- [What you have to do] Go through the records below line by line, counting those that contain the word "JSON"; answer with the count only.
BEGIN Record excerpts
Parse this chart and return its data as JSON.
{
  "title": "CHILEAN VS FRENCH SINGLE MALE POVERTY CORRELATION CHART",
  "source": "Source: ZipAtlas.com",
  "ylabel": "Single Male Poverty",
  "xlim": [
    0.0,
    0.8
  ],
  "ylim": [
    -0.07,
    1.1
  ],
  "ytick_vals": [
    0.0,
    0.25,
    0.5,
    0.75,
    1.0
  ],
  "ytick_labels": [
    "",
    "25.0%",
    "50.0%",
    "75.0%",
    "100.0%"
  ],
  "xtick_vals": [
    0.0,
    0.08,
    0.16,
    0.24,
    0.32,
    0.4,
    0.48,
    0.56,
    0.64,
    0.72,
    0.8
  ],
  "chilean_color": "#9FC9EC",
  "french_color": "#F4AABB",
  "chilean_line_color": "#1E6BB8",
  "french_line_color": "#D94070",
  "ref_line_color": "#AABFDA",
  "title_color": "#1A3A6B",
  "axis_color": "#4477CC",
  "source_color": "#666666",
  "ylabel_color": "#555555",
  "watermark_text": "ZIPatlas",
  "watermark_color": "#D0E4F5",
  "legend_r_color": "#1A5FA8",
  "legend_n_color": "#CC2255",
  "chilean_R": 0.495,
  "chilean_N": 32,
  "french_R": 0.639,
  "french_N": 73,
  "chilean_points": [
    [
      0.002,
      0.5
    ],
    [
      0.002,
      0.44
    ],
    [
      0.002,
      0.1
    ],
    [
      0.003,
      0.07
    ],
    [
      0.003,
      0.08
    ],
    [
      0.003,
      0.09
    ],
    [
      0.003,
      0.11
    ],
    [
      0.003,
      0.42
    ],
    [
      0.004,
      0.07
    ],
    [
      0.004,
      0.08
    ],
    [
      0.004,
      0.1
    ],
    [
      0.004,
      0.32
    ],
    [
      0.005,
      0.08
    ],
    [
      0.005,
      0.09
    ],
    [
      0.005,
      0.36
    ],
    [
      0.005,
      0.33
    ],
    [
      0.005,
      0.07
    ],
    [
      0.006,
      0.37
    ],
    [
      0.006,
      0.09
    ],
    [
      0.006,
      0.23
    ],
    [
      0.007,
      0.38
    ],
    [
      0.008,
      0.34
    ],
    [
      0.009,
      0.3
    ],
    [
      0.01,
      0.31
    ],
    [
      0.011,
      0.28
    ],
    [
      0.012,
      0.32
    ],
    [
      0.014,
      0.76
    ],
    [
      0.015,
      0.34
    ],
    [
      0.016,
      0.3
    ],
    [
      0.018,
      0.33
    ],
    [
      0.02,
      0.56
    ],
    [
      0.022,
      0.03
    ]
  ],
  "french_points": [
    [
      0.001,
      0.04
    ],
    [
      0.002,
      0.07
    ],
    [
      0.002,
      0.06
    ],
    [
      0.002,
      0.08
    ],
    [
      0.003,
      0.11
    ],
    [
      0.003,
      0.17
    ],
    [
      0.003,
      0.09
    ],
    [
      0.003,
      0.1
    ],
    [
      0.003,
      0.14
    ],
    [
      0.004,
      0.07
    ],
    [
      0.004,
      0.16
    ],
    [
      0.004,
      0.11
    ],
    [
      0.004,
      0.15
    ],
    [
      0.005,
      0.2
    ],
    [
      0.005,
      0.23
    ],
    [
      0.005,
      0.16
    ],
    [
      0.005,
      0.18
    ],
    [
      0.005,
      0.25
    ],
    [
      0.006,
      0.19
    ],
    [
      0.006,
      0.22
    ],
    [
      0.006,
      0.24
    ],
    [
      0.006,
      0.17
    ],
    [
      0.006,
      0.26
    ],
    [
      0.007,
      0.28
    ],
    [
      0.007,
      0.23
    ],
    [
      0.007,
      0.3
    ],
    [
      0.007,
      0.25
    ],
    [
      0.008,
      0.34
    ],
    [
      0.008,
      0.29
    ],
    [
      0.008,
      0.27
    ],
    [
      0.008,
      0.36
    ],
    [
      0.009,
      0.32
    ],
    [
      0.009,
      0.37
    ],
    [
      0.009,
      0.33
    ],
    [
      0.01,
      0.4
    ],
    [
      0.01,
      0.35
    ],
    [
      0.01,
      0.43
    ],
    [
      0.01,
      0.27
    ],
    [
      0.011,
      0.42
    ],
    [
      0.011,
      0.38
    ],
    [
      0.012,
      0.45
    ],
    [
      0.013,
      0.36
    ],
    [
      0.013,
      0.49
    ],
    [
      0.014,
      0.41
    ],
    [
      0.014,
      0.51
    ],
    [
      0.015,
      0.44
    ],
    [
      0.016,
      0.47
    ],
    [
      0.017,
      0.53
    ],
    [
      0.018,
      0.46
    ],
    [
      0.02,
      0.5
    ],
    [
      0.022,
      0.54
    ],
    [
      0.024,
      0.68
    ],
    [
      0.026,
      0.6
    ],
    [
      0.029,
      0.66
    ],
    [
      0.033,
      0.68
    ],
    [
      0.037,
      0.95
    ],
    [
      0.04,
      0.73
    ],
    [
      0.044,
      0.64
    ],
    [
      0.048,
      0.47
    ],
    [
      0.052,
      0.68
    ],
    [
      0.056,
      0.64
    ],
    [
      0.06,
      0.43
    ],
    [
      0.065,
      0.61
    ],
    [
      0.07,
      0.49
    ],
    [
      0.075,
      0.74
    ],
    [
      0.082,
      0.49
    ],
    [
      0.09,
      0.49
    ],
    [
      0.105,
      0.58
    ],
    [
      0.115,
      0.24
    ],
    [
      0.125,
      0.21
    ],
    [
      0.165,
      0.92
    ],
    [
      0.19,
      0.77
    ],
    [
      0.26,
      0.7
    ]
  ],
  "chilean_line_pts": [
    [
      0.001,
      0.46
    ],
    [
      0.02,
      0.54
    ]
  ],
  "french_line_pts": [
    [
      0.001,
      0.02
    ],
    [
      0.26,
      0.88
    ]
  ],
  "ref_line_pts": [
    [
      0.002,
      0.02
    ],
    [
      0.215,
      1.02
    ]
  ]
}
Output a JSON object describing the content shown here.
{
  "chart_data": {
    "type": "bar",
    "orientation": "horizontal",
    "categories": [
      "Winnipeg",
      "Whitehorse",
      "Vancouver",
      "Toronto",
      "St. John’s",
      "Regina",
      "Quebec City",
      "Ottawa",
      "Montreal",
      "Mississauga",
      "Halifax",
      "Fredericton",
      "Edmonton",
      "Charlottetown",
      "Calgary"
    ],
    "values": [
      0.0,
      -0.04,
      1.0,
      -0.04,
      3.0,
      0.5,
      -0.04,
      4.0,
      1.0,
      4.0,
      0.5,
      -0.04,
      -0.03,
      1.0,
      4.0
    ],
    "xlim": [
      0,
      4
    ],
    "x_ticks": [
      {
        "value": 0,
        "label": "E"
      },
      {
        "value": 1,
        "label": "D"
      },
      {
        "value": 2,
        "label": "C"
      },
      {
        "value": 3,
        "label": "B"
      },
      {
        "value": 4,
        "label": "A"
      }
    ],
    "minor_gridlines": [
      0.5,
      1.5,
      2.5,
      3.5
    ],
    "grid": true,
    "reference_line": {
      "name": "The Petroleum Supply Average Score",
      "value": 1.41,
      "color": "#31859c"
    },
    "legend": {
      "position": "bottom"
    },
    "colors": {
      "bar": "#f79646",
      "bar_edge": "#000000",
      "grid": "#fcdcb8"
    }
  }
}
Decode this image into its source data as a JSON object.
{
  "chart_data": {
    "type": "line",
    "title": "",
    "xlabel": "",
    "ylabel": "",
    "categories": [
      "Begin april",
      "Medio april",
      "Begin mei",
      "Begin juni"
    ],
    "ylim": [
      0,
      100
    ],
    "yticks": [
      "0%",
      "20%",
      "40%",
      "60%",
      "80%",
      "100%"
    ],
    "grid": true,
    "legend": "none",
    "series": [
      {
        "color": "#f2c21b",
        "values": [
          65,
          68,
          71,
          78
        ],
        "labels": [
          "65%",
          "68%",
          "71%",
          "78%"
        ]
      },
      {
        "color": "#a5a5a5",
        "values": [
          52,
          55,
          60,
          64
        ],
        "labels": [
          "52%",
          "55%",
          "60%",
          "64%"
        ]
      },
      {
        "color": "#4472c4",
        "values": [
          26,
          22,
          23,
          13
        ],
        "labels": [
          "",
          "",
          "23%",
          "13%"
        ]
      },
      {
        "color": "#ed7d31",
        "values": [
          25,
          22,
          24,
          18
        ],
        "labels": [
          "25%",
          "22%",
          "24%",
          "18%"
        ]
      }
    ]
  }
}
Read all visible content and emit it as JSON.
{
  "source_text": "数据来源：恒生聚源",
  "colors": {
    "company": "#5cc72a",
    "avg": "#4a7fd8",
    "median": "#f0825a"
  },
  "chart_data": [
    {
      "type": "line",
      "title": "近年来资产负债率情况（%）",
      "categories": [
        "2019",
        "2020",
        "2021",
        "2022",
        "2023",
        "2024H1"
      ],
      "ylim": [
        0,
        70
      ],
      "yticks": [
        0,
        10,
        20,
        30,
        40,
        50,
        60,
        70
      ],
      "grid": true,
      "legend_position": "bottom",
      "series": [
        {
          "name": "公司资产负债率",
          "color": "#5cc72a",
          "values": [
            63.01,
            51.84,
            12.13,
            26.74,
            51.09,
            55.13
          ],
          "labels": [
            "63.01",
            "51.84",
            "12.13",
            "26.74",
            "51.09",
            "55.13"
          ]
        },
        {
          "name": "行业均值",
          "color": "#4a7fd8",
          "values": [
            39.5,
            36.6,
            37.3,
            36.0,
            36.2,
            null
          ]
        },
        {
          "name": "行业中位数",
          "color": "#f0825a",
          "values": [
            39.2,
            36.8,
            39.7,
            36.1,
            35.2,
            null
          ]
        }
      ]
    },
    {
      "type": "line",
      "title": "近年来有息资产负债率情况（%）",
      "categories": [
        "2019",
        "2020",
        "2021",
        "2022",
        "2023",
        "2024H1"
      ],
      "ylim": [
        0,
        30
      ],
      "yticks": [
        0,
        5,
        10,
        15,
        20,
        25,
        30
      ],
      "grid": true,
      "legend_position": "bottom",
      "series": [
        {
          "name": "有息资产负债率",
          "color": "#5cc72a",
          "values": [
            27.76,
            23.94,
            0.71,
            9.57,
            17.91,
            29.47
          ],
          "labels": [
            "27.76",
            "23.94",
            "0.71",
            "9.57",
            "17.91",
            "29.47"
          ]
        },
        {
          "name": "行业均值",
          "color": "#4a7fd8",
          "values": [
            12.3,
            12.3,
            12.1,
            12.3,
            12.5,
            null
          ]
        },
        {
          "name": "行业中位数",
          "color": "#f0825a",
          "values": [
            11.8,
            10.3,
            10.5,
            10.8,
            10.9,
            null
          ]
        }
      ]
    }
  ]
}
END Record excerpts
- [Worked solution] 4